§ **WHAT NEEDS TO BE DONE**
Reproduce only the entries from the line containing "- colorbar-swatch: [319, 348, 345, 361]" through the line containing "- wind-barb: [219, 172, 227, 184]". Substitute "wind-vector" for "wind-barb" throughout and leave everything else unchanged.

§ **THE RECORDS**
● ● ● ● ●
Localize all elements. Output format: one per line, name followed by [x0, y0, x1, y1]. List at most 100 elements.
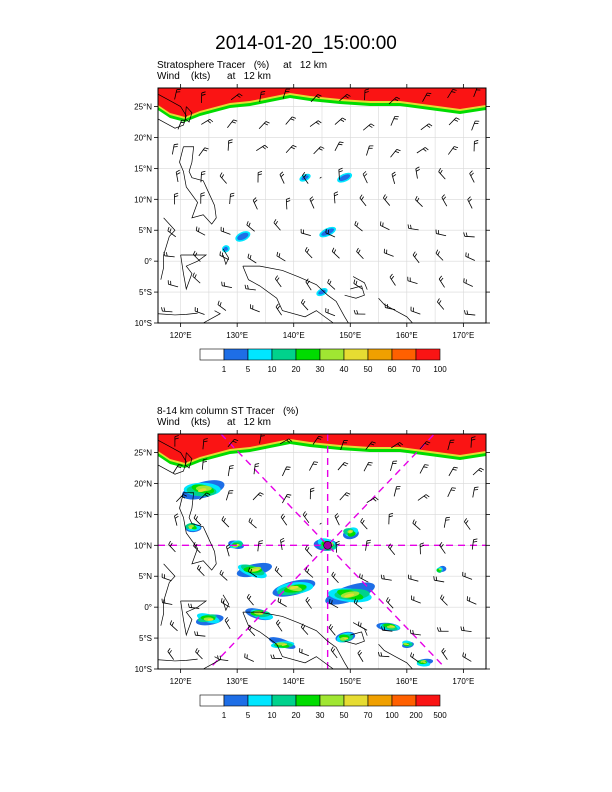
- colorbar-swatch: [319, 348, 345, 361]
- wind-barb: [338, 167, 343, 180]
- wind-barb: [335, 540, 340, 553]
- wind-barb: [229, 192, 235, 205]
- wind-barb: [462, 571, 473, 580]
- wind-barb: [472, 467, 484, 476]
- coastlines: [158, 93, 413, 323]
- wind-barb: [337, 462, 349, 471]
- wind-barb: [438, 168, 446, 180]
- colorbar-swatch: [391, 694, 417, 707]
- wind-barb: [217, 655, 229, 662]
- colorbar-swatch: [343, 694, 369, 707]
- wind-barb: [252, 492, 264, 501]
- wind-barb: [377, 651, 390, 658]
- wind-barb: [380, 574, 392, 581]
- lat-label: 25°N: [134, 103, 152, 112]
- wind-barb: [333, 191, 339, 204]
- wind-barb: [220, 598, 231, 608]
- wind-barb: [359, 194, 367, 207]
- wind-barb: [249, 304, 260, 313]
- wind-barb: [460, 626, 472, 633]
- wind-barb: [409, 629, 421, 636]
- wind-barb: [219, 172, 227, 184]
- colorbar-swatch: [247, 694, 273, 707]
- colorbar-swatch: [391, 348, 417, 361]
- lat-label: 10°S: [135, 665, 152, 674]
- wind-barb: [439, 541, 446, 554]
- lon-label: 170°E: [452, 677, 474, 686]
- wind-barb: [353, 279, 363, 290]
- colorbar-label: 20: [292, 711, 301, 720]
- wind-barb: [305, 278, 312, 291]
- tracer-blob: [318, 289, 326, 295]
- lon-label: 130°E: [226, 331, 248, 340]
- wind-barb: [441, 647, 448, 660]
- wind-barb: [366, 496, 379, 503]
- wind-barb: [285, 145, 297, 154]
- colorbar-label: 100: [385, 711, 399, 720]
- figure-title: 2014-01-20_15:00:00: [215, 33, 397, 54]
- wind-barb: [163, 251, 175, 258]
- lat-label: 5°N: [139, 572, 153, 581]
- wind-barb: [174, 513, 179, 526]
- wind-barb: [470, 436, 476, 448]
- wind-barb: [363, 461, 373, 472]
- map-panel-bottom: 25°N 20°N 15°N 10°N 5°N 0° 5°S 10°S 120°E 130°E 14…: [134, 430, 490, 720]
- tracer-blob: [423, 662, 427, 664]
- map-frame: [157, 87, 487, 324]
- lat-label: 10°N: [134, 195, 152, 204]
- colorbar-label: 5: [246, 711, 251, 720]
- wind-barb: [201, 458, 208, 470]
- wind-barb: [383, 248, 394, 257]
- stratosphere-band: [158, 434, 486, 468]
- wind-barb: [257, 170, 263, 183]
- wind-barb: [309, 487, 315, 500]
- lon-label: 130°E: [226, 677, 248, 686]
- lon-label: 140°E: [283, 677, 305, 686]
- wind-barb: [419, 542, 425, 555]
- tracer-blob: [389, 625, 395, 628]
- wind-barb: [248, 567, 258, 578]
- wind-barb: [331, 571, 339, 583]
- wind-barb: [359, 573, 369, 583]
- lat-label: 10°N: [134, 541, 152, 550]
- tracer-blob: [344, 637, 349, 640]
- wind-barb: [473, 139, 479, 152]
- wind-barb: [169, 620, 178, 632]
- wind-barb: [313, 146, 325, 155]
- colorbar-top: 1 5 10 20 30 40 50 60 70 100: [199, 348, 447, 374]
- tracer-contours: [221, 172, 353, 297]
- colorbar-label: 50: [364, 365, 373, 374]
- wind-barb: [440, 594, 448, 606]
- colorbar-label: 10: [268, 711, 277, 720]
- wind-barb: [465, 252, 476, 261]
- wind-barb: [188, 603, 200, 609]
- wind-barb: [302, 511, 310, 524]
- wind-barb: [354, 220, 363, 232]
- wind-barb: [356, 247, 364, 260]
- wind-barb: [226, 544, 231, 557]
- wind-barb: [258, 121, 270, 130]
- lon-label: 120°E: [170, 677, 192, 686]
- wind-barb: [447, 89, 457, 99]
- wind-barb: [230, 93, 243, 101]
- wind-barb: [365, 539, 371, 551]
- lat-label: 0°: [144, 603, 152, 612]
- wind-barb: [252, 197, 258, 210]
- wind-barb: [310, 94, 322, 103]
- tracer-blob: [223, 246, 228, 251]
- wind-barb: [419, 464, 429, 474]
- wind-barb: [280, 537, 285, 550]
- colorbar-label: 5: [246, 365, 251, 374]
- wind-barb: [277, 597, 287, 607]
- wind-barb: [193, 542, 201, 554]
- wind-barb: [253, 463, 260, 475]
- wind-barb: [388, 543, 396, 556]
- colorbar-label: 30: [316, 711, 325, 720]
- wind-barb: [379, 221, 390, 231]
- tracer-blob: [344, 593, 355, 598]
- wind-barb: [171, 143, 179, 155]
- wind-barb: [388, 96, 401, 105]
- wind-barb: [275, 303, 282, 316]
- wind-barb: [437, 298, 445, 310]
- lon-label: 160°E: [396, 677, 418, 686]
● ● ● ● ●
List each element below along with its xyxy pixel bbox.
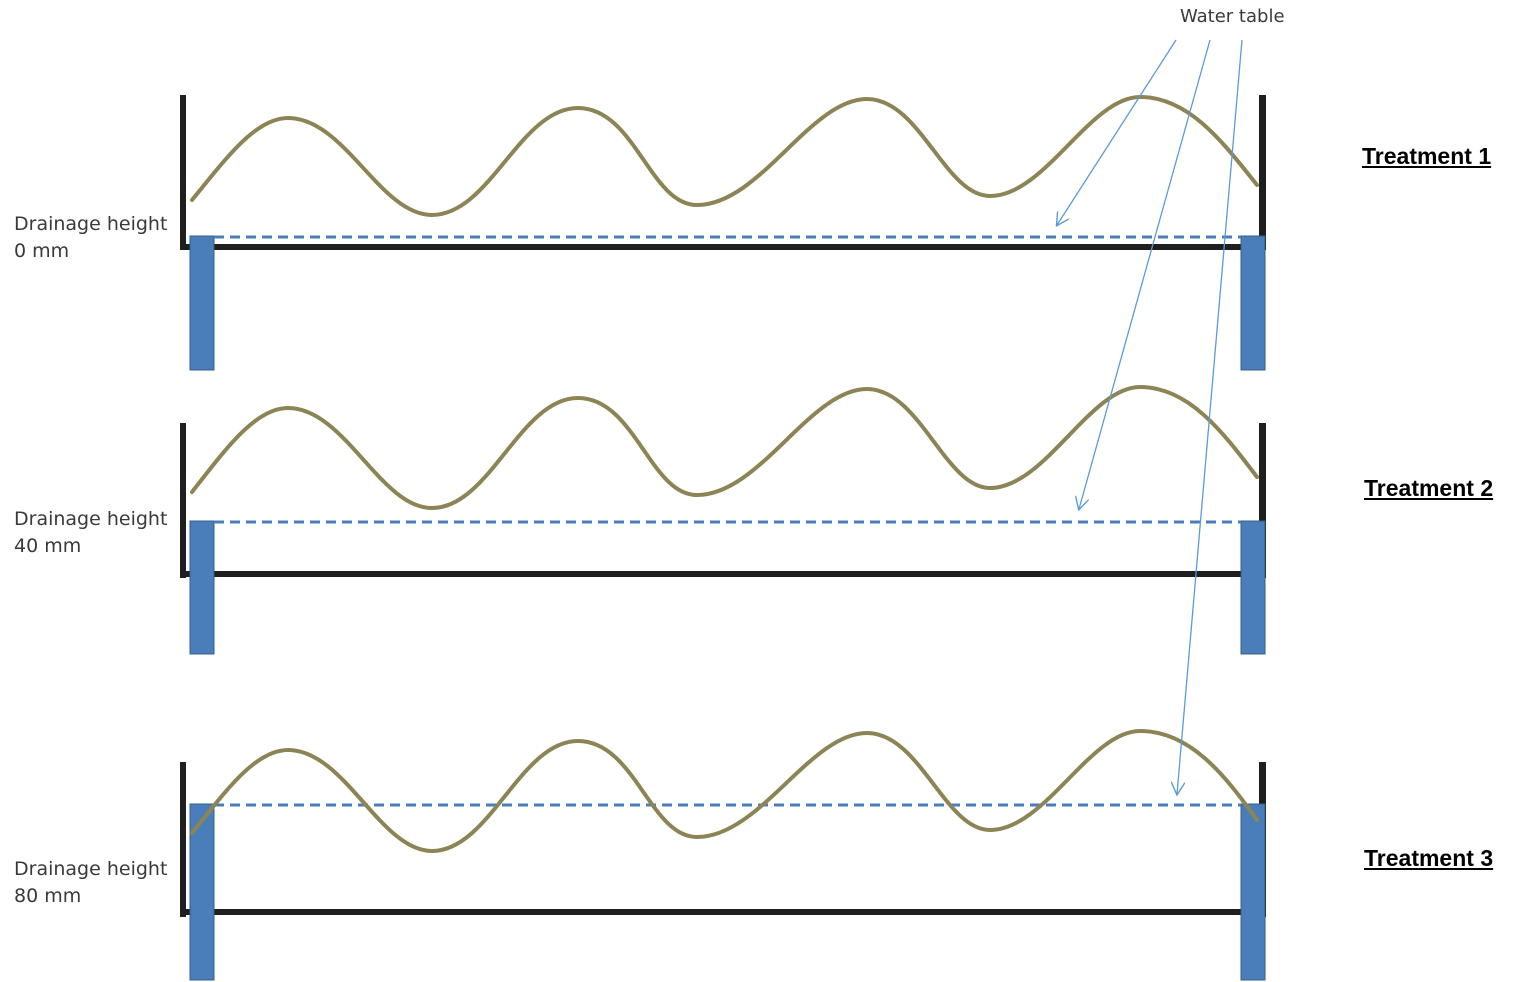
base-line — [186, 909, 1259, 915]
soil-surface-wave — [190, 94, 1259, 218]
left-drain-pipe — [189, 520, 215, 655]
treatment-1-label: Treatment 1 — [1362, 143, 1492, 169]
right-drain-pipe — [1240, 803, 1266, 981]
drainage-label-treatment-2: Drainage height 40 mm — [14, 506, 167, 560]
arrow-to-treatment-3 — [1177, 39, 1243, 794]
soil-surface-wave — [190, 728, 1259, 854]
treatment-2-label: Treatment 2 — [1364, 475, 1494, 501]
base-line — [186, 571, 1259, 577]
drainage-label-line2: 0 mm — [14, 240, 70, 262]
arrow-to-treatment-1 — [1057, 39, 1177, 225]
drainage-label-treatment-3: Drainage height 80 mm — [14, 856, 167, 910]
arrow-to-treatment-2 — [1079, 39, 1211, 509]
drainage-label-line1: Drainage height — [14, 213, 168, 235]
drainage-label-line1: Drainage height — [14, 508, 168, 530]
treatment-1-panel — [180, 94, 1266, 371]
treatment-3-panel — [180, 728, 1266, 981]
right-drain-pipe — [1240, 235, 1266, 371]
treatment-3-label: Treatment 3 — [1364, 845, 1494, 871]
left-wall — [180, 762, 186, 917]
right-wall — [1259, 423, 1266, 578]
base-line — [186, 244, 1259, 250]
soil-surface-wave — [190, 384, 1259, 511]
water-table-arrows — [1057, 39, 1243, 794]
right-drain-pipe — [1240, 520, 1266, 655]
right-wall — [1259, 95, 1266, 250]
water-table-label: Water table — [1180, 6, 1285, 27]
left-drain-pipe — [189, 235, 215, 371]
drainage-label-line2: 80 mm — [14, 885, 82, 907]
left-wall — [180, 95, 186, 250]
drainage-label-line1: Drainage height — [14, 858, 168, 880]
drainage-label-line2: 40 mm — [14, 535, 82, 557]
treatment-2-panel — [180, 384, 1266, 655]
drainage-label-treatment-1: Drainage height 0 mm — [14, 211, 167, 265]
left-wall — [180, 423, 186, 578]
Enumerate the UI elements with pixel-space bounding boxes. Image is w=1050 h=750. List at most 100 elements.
● ● ● ● ●
§ **RESPONSE TO THE TASK**
- colorbar-swatch: [319, 348, 345, 361]
- wind-vector: [338, 167, 343, 180]
- wind-vector: [335, 540, 340, 553]
- wind-vector: [229, 192, 235, 205]
- wind-vector: [462, 571, 473, 580]
- wind-vector: [472, 467, 484, 476]
- coastlines: [158, 93, 413, 323]
- wind-vector: [337, 462, 349, 471]
- wind-vector: [438, 168, 446, 180]
- colorbar-swatch: [391, 694, 417, 707]
- wind-vector: [217, 655, 229, 662]
- colorbar-swatch: [343, 694, 369, 707]
- wind-vector: [252, 492, 264, 501]
- wind-vector: [377, 651, 390, 658]
- wind-vector: [380, 574, 392, 581]
- lat-label: 25°N: [134, 103, 152, 112]
- wind-vector: [333, 191, 339, 204]
- wind-vector: [220, 598, 231, 608]
- wind-vector: [359, 194, 367, 207]
- wind-vector: [249, 304, 260, 313]
- wind-vector: [460, 626, 472, 633]
- wind-vector: [409, 629, 421, 636]
- wind-vector: [219, 172, 227, 184]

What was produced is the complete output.